__Stated exercise__
Pull every line that holds the word "title" from the entries.

>> BEGIN

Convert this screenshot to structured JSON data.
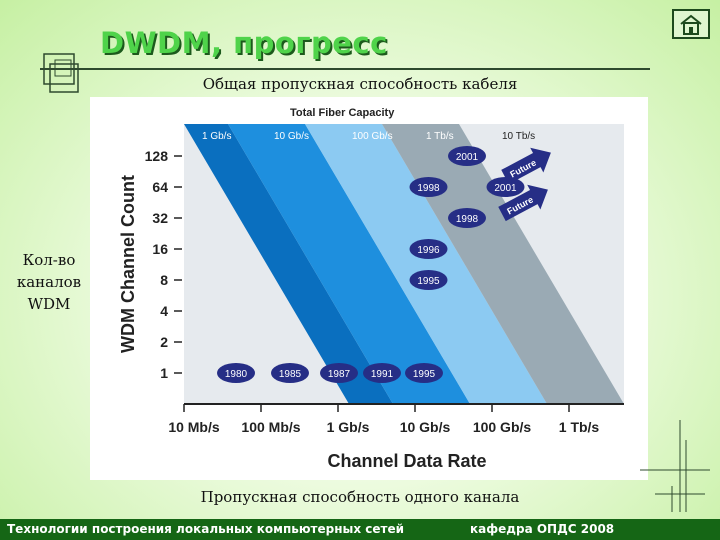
{
  "slide": {
    "title": "DWDM, прогресс",
    "caption_top": "Общая пропускная способность кабеля",
    "caption_bottom": "Пропускная способность одного канала",
    "side_label": [
      "Кол-во",
      "каналов",
      "WDM"
    ]
  },
  "footer": {
    "left": "Технологии построения локальных компьютерных сетей",
    "right": "кафедра ОПДС   2008"
  },
  "nav": {
    "home_icon": "home-icon"
  },
  "colors": {
    "title": "#4fd34a",
    "footer_bg": "#156615",
    "band_dark": "#0a6fbf",
    "band_mid": "#1e8fde",
    "band_light": "#8ccaf2",
    "band_gray": "#9aaab4",
    "marker": "#262e86"
  },
  "chart_data": {
    "type": "diagram",
    "title": "Total Fiber Capacity",
    "xlabel": "Channel Data Rate",
    "ylabel": "WDM Channel Count",
    "x_ticks": [
      "10 Mb/s",
      "100 Mb/s",
      "1 Gb/s",
      "10 Gb/s",
      "100 Gb/s",
      "1 Tb/s"
    ],
    "y_ticks": [
      "1",
      "2",
      "4",
      "8",
      "16",
      "32",
      "64",
      "128"
    ],
    "capacity_bands": [
      "1 Gb/s",
      "10 Gb/s",
      "100 Gb/s",
      "1 Tb/s",
      "10 Tb/s"
    ],
    "points": [
      {
        "label": "1980",
        "x": "10 Mb/s",
        "y": 1
      },
      {
        "label": "1985",
        "x": "100 Mb/s",
        "y": 1
      },
      {
        "label": "1987",
        "x": "1 Gb/s",
        "y": 1
      },
      {
        "label": "1991",
        "x": "2.5 Gb/s",
        "y": 1
      },
      {
        "label": "1995",
        "x": "10 Gb/s",
        "y": 1
      },
      {
        "label": "1995",
        "x": "2.5 Gb/s",
        "y": 8
      },
      {
        "label": "1996",
        "x": "2.5 Gb/s",
        "y": 16
      },
      {
        "label": "1998",
        "x": "2.5 Gb/s",
        "y": 64
      },
      {
        "label": "1998",
        "x": "10 Gb/s",
        "y": 32
      },
      {
        "label": "2001",
        "x": "10 Gb/s",
        "y": 128
      },
      {
        "label": "2001",
        "x": "40 Gb/s",
        "y": 64
      }
    ],
    "future_arrows": [
      "Future",
      "Future"
    ]
  }
}
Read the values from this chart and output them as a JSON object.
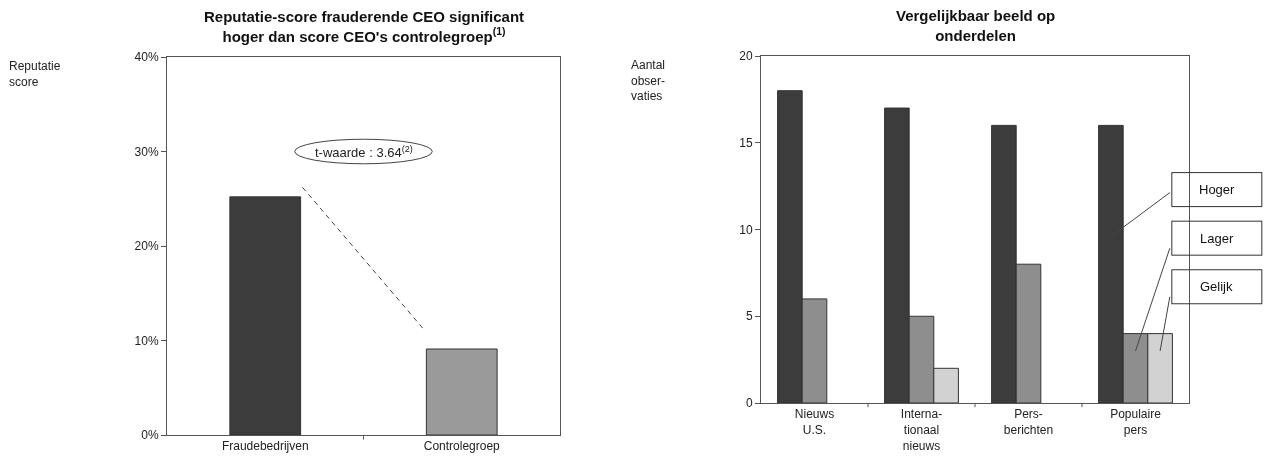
{
  "chart_data": [
    {
      "type": "bar",
      "title": "Reputatie-score frauderende CEO significant\nhoger dan score CEO's controlegroep$^{(1)}$",
      "ylabel": "Reputatie\nscore",
      "categories": [
        "Fraudebedrijven",
        "Controlegroep"
      ],
      "values": [
        25.2,
        9.1
      ],
      "colors": [
        "#3c3c3c",
        "#9a9a9a"
      ],
      "ylim": [
        0,
        40
      ],
      "yticks": [
        {
          "value": 0,
          "label": "0%"
        },
        {
          "value": 10,
          "label": "10%"
        },
        {
          "value": 20,
          "label": "20%"
        },
        {
          "value": 30,
          "label": "30%"
        },
        {
          "value": 40,
          "label": "40%"
        }
      ],
      "grid": false,
      "annotations": [
        "t-waarde : 3.64$^{(2)}$"
      ]
    },
    {
      "type": "bar",
      "title": "Vergelijkbaar beeld op\nonderdelen",
      "ylabel": "Aantal\nobser-\nvaties",
      "categories": [
        "Nieuws\nU.S.",
        "Interna-\ntionaal\nnieuws",
        "Pers-\nberichten",
        "Populaire\npers"
      ],
      "series": [
        {
          "name": "Hoger",
          "color": "#3c3c3c",
          "values": [
            18,
            17,
            16,
            16
          ]
        },
        {
          "name": "Lager",
          "color": "#8e8e8e",
          "values": [
            6,
            5,
            8,
            4
          ]
        },
        {
          "name": "Gelijk",
          "color": "#d2d2d2",
          "values": [
            null,
            2,
            null,
            4
          ]
        }
      ],
      "ylim": [
        0,
        20
      ],
      "yticks": [
        0,
        5,
        10,
        15,
        20
      ],
      "grid": false
    }
  ]
}
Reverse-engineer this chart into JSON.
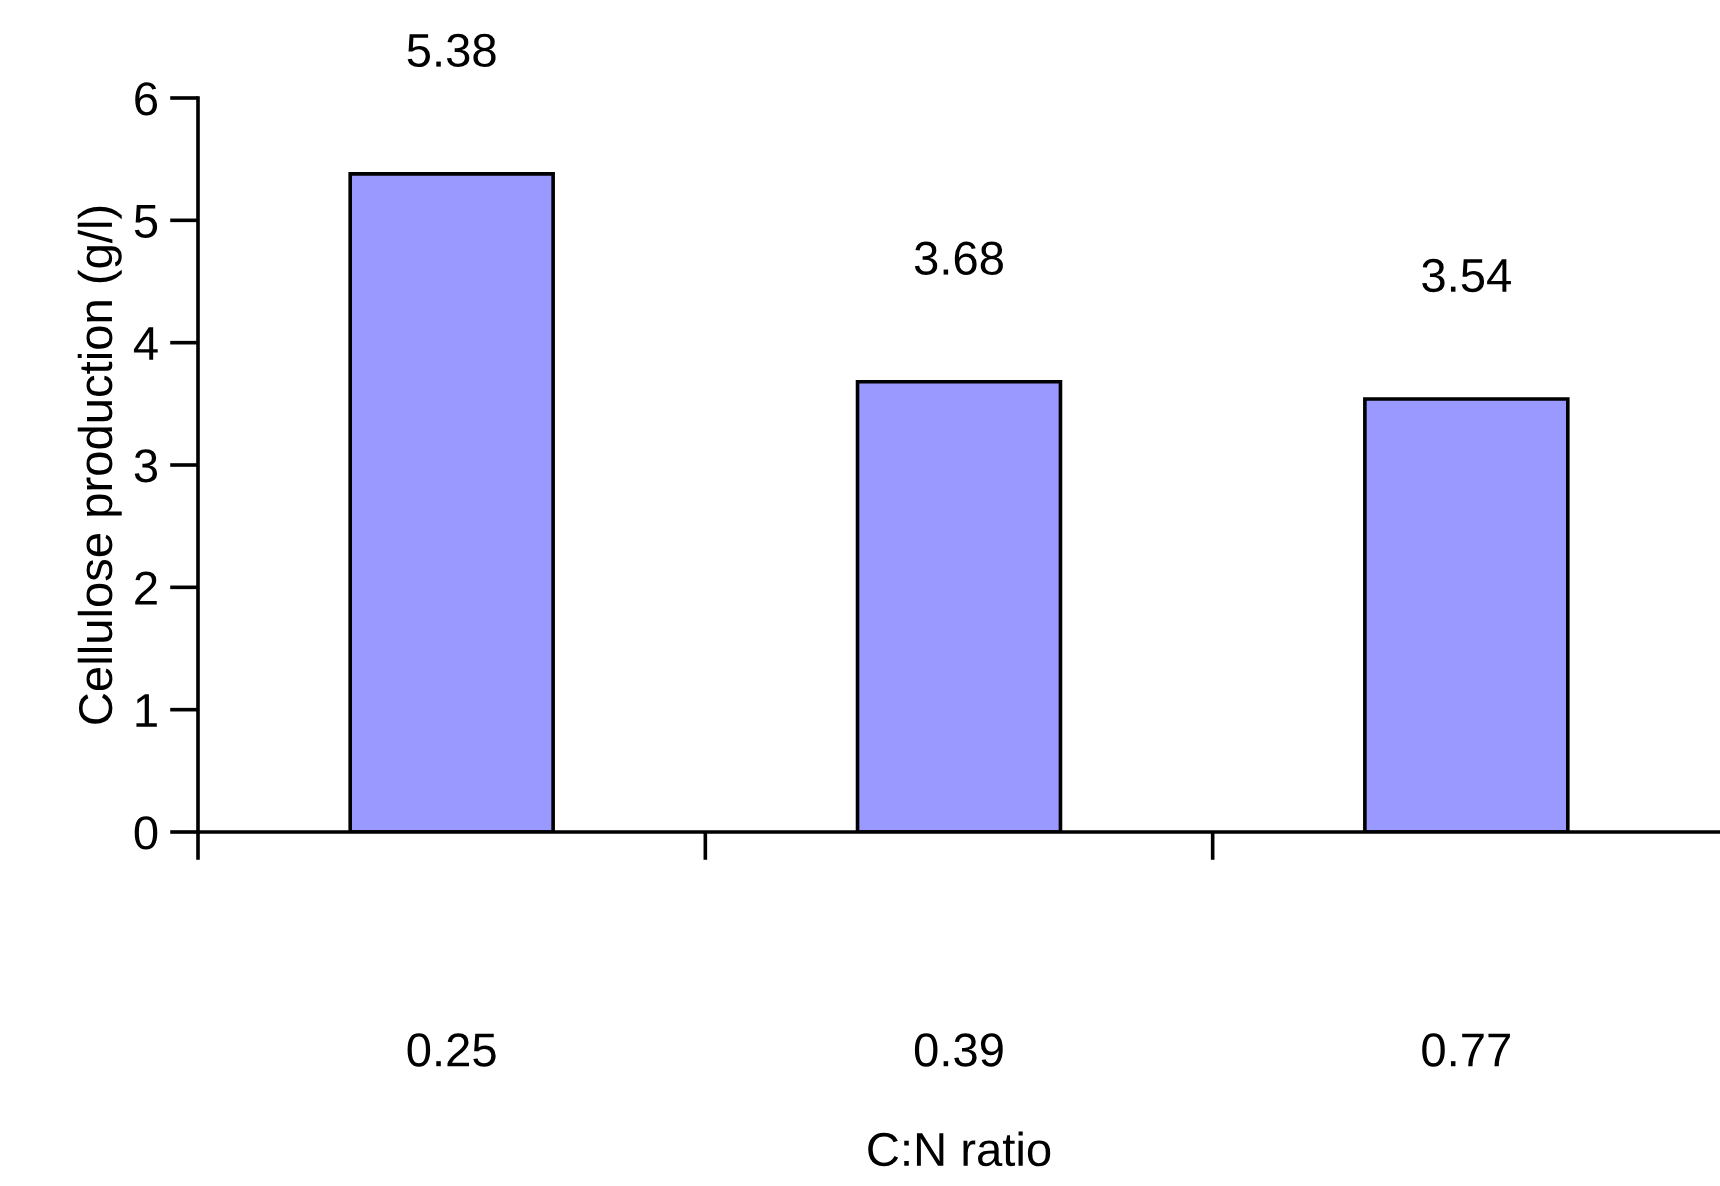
{
  "chart_data": {
    "type": "bar",
    "xlabel": "C:N ratio",
    "ylabel": "Cellulose production (g/l)",
    "categories": [
      "0.25",
      "0.39",
      "0.77"
    ],
    "values": [
      5.38,
      3.68,
      3.54
    ],
    "color": "#9999ff",
    "ylim": [
      0,
      6
    ],
    "yticks": [
      0,
      1,
      2,
      3,
      4,
      5,
      6
    ],
    "data_labels": true
  }
}
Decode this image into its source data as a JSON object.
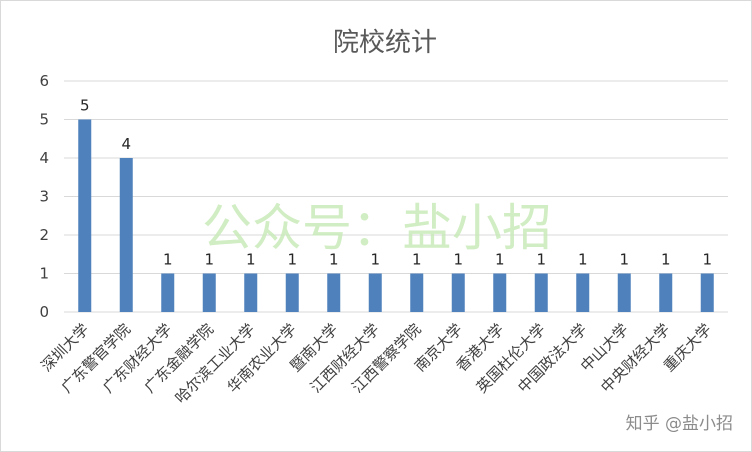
{
  "chart_data": {
    "type": "bar",
    "title": "院校统计",
    "categories": [
      "深圳大学",
      "广东警官学院",
      "广东财经大学",
      "广东金融学院",
      "哈尔滨工业大学",
      "华南农业大学",
      "暨南大学",
      "江西财经大学",
      "江西警察学院",
      "南京大学",
      "香港大学",
      "英国杜伦大学",
      "中国政法大学",
      "中山大学",
      "中央财经大学",
      "重庆大学"
    ],
    "values": [
      5,
      4,
      1,
      1,
      1,
      1,
      1,
      1,
      1,
      1,
      1,
      1,
      1,
      1,
      1,
      1
    ],
    "xlabel": "",
    "ylabel": "",
    "ylim": [
      0,
      6
    ],
    "yticks": [
      0,
      1,
      2,
      3,
      4,
      5,
      6
    ],
    "grid": true,
    "legend": "none",
    "bar_color": "#4f81bd",
    "grid_color": "#d9d9d9"
  },
  "watermark": {
    "text": "公众号：盐小招",
    "color": "#c9ebb9"
  },
  "credit": "知乎 @盐小招"
}
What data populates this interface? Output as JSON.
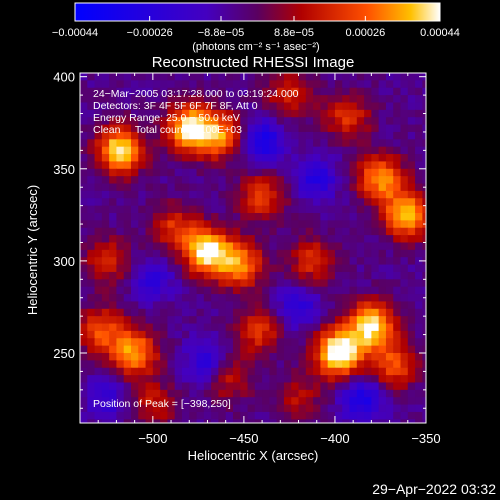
{
  "chart_data": {
    "type": "heatmap",
    "title": "Reconstructed RHESSI Image",
    "xlabel": "Heliocentric X (arcsec)",
    "ylabel": "Heliocentric Y (arcsec)",
    "xlim": [
      -540,
      -350
    ],
    "ylim": [
      212,
      402
    ],
    "x_ticks": [
      -500,
      -450,
      -400,
      -350
    ],
    "x_tick_labels": [
      "−500",
      "−450",
      "−400",
      "−350"
    ],
    "y_ticks": [
      250,
      300,
      350,
      400
    ],
    "y_tick_labels": [
      "250",
      "300",
      "350",
      "400"
    ],
    "colorbar": {
      "range": [
        -0.00044,
        0.00044
      ],
      "ticks": [
        -0.00044,
        -0.00026,
        -8.8e-05,
        8.8e-05,
        0.00026,
        0.00044
      ],
      "tick_labels": [
        "−0.00044",
        "−0.00026",
        "−8.8e−05",
        "8.8e−05",
        "0.00026",
        "0.00044"
      ],
      "unit_label": "(photons cm⁻² s⁻¹ asec⁻²)"
    },
    "annotations": [
      "24−Mar−2005 03:17:28.000 to 03:19:24.000",
      "Detectors: 3F 4F 5F 6F 7F 8F, Att 0",
      "Energy Range: 25.0 − 50.0 keV",
      "Clean     Total counts: 2.00E+03"
    ],
    "peak_label": "Position of Peak = [−398,250]",
    "peak_position": [
      -398,
      250
    ],
    "blobs": [
      {
        "x": -518,
        "y": 360,
        "v": 1.0
      },
      {
        "x": -480,
        "y": 372,
        "v": 1.0
      },
      {
        "x": -463,
        "y": 368,
        "v": 0.7
      },
      {
        "x": -470,
        "y": 305,
        "v": 1.0
      },
      {
        "x": -452,
        "y": 298,
        "v": 0.75
      },
      {
        "x": -488,
        "y": 318,
        "v": 0.5
      },
      {
        "x": -510,
        "y": 250,
        "v": 0.8
      },
      {
        "x": -528,
        "y": 262,
        "v": 0.6
      },
      {
        "x": -398,
        "y": 250,
        "v": 1.2
      },
      {
        "x": -380,
        "y": 265,
        "v": 1.0
      },
      {
        "x": -368,
        "y": 243,
        "v": 0.6
      },
      {
        "x": -360,
        "y": 325,
        "v": 0.95
      },
      {
        "x": -375,
        "y": 345,
        "v": 0.8
      },
      {
        "x": -393,
        "y": 378,
        "v": 0.5
      },
      {
        "x": -440,
        "y": 335,
        "v": 0.55
      },
      {
        "x": -442,
        "y": 262,
        "v": 0.5
      },
      {
        "x": -425,
        "y": 390,
        "v": 0.45
      },
      {
        "x": -525,
        "y": 300,
        "v": 0.45
      },
      {
        "x": -412,
        "y": 300,
        "v": 0.5
      },
      {
        "x": -500,
        "y": 222,
        "v": 0.4
      },
      {
        "x": -458,
        "y": 236,
        "v": 0.4
      },
      {
        "x": -420,
        "y": 225,
        "v": 0.35
      }
    ],
    "dips": [
      {
        "x": -440,
        "y": 365,
        "v": 0.55
      },
      {
        "x": -410,
        "y": 345,
        "v": 0.4
      },
      {
        "x": -500,
        "y": 290,
        "v": 0.35
      },
      {
        "x": -420,
        "y": 275,
        "v": 0.35
      },
      {
        "x": -470,
        "y": 245,
        "v": 0.4
      },
      {
        "x": -385,
        "y": 225,
        "v": 0.5
      },
      {
        "x": -525,
        "y": 225,
        "v": 0.3
      }
    ]
  },
  "footer": {
    "date": "29−Apr−2022 03:32"
  }
}
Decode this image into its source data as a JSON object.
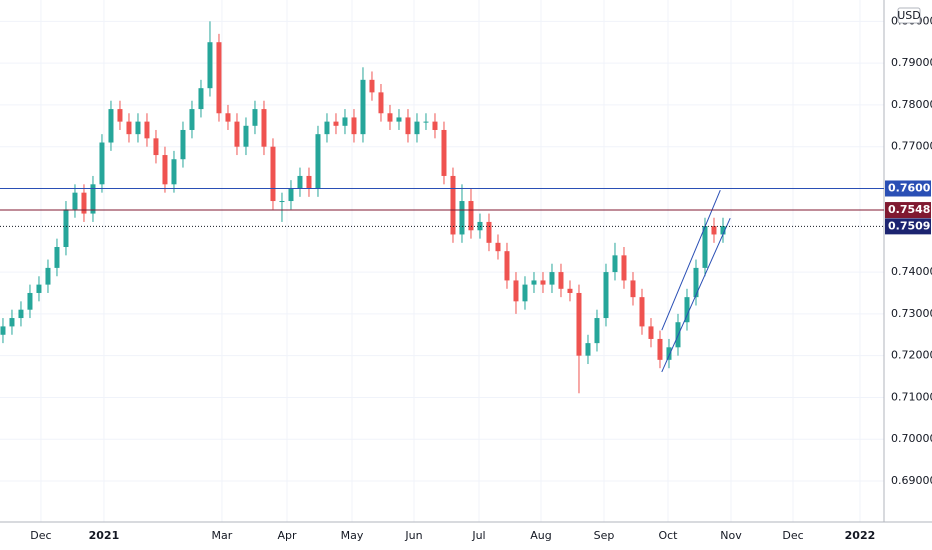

>> END

__Output of the task__
    "title": "DWDM, прогресс",
    "title": "#4fd34a",
    "title": "Total Fiber Capacity",
      "title": "Reputatie-score frauderende CEO significant\nhoger dan score CEO's controlegroep$^{(1)}$",
      "title": "Vergelijkbaar beeld op\nonderdelen",
    "title": "院校统计",
    "title": "Reconstructed RHESSI Image",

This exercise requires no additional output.